- _Tasks for this exercise_
A: From the text on thiram, answer each question:
(i) Since 2010, what crop receives most thiram?
(ii) What is thiram's half life in soil?
(iii) What EPA code does thiram carry as a waste?
B: Set down, word for word, the stretch of the thiram text from "Thiram was traditionally" through "to soil particles.".

- _Text segment_
Thiram is the simplest thiuram disulfide and the oxidized dimer of dimethyldithiocarbamate. It is used as a fungicide, ectoparasiticide to prevent fungal diseases in seed and crops and similarly as an animal repellent to protect fruit trees and ornamentals from damage by rabbits, rodents and deer.  It is effective against Stem gall of coriander, damping off, smut of millet, neck rot of onion, etc. Thiram has been used in the treatment of human scabies, as a sun screen and as a bactericide applied directly to the skin or incorporated into soap.

Thiram is also used as a sulfur source and secondary accelerator the sulfur vulcanization of rubbers.

Usage 

Thiram was traditionally used in apple and wine farming. Since 2010 most thiram is applied to soybeans.

Chemical properties
Thiram is a type of sulfur fungicide. It has been found to dissolve completely in chloroform, acetone, and ether. It is available as dust, flowable, wettable powder, water-dispersible granules, and water suspension formulations and in mixtures with other fungicides.

Thiram is nearly immobile in clay soils or in soils of high organic matter. It is not expected to contaminate groundwater because of its in-soil half life of 15 days, in addition to its tendency to adhere to soil particles.

As a waste, thiram carries an EPA U244 code.

Toxicity
Thiram is moderately toxic by ingestion, but it is highly toxic if inhaled. Acute exposure in humans may cause headaches, dizziness, fatigue, nausea, diarrhea, and other gastrointestinal complaints.

Chronic or repeated exposure may cause sensitive skin, and it may have effects on the thyroid or liver.

- _Data shown_
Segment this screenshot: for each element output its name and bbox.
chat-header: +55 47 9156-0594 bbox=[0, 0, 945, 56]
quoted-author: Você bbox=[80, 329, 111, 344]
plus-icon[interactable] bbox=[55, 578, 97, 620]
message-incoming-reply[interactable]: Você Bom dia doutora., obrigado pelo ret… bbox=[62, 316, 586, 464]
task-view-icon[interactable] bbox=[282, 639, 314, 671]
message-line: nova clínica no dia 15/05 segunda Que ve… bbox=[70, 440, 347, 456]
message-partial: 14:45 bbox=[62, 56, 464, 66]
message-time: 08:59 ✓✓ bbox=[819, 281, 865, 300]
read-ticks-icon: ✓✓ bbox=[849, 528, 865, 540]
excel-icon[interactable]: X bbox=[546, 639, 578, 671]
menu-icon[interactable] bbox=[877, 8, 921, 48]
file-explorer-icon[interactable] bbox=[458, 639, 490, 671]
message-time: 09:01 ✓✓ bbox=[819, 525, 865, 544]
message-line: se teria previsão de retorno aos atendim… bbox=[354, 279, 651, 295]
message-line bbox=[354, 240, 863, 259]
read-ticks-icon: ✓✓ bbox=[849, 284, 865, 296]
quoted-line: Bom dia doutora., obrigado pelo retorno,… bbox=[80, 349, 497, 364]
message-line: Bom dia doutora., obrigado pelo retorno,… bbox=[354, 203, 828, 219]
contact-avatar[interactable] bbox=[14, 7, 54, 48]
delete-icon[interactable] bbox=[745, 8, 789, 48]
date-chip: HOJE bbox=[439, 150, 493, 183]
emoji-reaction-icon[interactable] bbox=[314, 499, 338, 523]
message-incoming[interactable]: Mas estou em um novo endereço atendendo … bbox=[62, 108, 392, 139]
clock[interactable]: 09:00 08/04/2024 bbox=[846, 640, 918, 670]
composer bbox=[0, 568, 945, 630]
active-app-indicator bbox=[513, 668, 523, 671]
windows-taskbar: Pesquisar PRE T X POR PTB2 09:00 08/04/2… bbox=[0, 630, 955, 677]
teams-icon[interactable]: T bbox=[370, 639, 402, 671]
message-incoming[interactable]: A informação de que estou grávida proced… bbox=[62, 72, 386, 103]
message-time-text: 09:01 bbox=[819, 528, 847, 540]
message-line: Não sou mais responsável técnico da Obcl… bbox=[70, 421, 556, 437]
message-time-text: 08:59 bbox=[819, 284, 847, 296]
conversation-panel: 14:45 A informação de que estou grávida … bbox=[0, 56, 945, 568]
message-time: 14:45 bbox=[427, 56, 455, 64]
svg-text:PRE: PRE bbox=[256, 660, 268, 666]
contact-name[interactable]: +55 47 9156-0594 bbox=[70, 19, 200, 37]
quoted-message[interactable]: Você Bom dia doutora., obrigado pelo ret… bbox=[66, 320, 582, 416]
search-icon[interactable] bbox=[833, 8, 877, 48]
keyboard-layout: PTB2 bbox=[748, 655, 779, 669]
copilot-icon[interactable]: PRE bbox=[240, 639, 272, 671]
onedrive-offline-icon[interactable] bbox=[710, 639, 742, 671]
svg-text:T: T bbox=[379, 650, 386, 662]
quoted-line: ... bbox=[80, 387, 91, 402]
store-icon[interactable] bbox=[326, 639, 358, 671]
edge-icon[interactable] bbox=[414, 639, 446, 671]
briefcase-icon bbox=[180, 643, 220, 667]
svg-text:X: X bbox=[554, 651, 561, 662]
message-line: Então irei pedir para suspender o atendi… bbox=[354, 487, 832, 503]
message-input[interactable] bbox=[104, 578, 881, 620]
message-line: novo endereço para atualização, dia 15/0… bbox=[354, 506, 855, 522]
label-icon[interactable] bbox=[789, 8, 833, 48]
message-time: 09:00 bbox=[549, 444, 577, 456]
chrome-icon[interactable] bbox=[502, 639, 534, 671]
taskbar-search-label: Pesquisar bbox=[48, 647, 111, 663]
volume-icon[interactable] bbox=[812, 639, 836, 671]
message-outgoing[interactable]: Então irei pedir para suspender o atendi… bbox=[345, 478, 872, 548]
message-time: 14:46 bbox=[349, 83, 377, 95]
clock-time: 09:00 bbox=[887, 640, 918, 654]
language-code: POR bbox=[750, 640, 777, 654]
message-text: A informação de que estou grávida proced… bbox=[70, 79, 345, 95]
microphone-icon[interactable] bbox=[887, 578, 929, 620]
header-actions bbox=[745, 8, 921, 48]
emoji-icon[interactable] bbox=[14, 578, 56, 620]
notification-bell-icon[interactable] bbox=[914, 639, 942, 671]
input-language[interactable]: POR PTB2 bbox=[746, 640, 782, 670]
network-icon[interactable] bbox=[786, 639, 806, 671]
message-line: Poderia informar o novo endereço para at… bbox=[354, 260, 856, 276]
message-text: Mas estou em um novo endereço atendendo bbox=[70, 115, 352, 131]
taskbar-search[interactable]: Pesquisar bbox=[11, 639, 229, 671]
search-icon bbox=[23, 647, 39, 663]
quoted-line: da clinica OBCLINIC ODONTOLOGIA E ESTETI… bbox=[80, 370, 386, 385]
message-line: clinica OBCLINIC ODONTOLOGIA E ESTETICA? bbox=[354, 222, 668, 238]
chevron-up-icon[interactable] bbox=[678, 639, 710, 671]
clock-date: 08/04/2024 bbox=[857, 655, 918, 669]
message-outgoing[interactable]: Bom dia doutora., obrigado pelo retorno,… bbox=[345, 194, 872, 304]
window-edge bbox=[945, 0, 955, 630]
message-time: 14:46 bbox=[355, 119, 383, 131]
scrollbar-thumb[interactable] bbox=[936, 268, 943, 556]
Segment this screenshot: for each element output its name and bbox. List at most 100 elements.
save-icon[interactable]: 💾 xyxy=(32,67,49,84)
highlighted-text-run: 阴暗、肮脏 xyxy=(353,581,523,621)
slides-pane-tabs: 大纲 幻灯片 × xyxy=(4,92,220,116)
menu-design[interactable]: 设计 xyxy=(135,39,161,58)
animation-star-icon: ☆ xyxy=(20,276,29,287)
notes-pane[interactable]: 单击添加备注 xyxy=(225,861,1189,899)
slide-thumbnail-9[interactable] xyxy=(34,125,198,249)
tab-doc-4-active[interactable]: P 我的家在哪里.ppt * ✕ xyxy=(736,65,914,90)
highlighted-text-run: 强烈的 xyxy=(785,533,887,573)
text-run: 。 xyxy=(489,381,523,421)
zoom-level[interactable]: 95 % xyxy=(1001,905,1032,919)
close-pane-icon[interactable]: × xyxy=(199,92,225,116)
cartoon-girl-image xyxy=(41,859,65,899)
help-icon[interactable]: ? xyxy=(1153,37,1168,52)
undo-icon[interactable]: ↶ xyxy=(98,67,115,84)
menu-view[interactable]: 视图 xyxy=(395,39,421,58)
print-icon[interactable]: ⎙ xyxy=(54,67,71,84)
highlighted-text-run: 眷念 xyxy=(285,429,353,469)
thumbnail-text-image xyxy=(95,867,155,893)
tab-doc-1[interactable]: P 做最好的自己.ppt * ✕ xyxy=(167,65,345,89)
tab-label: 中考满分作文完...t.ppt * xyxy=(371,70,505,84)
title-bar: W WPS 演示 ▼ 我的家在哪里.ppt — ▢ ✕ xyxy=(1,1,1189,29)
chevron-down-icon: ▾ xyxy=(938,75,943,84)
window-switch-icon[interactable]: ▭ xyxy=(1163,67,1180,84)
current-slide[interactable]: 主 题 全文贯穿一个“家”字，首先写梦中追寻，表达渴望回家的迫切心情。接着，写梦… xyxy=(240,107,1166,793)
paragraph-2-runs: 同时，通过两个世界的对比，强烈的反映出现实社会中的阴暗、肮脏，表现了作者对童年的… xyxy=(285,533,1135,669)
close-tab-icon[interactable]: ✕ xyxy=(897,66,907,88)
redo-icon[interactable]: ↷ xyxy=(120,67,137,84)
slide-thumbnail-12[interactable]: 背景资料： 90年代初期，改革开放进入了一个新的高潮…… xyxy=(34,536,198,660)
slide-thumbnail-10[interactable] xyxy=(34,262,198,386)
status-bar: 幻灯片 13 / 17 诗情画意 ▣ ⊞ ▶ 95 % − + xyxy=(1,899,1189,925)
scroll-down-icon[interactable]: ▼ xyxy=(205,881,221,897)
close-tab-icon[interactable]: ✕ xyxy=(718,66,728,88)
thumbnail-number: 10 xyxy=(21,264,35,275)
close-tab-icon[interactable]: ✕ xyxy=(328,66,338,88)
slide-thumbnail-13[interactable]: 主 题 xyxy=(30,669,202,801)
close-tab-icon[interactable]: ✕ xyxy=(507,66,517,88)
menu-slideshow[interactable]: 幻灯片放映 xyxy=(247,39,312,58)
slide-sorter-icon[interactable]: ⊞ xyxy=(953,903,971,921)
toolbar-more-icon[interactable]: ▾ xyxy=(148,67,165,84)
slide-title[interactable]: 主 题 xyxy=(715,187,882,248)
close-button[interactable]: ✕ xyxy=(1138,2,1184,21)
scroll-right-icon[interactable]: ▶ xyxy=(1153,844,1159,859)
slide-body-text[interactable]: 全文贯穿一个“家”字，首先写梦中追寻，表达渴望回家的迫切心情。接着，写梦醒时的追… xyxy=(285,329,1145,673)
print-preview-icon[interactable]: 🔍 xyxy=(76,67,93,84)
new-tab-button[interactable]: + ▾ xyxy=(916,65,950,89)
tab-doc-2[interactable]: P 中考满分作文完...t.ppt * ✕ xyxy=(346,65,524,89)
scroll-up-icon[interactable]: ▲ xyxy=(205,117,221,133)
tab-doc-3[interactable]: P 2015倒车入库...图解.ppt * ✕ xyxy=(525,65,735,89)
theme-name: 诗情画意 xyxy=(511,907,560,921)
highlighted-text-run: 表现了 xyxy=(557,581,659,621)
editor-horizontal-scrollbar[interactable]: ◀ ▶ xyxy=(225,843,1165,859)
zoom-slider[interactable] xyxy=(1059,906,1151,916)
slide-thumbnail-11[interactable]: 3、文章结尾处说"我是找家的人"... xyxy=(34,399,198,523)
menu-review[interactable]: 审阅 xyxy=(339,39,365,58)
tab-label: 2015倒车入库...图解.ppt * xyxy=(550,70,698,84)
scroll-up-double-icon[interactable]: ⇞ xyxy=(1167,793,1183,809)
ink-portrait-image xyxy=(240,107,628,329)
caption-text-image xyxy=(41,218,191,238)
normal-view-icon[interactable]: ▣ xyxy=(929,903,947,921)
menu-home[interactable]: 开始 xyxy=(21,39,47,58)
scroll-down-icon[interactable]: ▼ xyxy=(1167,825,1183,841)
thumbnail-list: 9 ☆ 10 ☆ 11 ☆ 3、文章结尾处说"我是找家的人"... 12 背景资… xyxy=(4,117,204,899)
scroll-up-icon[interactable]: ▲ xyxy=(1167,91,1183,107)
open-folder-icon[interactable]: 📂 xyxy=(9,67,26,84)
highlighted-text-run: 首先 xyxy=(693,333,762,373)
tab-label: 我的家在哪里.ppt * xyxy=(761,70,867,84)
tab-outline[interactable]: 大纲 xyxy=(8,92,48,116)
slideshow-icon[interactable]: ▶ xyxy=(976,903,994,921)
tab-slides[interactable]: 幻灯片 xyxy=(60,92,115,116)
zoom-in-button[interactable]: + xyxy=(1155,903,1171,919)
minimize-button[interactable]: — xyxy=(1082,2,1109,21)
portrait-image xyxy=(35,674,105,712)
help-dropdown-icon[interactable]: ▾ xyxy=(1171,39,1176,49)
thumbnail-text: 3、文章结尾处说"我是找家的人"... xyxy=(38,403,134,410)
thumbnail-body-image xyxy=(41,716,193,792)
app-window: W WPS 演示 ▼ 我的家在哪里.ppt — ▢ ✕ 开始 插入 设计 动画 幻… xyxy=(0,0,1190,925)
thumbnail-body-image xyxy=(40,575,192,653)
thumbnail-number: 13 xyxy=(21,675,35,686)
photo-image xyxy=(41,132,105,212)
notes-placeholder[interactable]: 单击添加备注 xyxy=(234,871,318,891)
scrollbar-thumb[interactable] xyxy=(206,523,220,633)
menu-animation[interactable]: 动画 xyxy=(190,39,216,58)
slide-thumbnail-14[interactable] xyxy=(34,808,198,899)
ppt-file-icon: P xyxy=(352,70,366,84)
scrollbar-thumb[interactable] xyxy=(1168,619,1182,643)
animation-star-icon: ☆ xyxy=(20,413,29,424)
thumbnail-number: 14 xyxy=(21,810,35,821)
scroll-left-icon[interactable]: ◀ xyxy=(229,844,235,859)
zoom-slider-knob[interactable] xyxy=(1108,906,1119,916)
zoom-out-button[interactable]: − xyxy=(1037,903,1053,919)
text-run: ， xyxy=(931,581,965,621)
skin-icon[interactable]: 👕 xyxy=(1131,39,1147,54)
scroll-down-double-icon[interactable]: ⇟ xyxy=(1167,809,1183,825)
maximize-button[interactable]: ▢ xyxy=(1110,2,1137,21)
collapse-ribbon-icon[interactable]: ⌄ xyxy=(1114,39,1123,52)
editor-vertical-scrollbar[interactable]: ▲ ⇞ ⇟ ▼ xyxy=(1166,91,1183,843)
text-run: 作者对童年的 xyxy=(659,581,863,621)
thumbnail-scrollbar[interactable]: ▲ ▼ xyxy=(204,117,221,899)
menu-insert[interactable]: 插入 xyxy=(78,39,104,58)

- _Answers for each item_
A:
(i) Soybeans.
(ii) 15 days.
(iii) U244.

B:
Thiram was traditionally used in apple and wine farming. Since 2010 most thiram is applied to soybeans.

Chemical properties
Thiram is a type of sulfur fungicide. It has been found to dissolve completely in chloroform, acetone, and ether. It is available as dust, flowable, wettable powder, water-dispersible granules, and water suspension formulations and in mixtures with other fungicides.

Thiram is nearly immobile in clay soils or in soils of high organic matter. It is not expected to contaminate groundwater because of its in-soil half life of 15 days, in addition to its tendency to adhere to soil particles.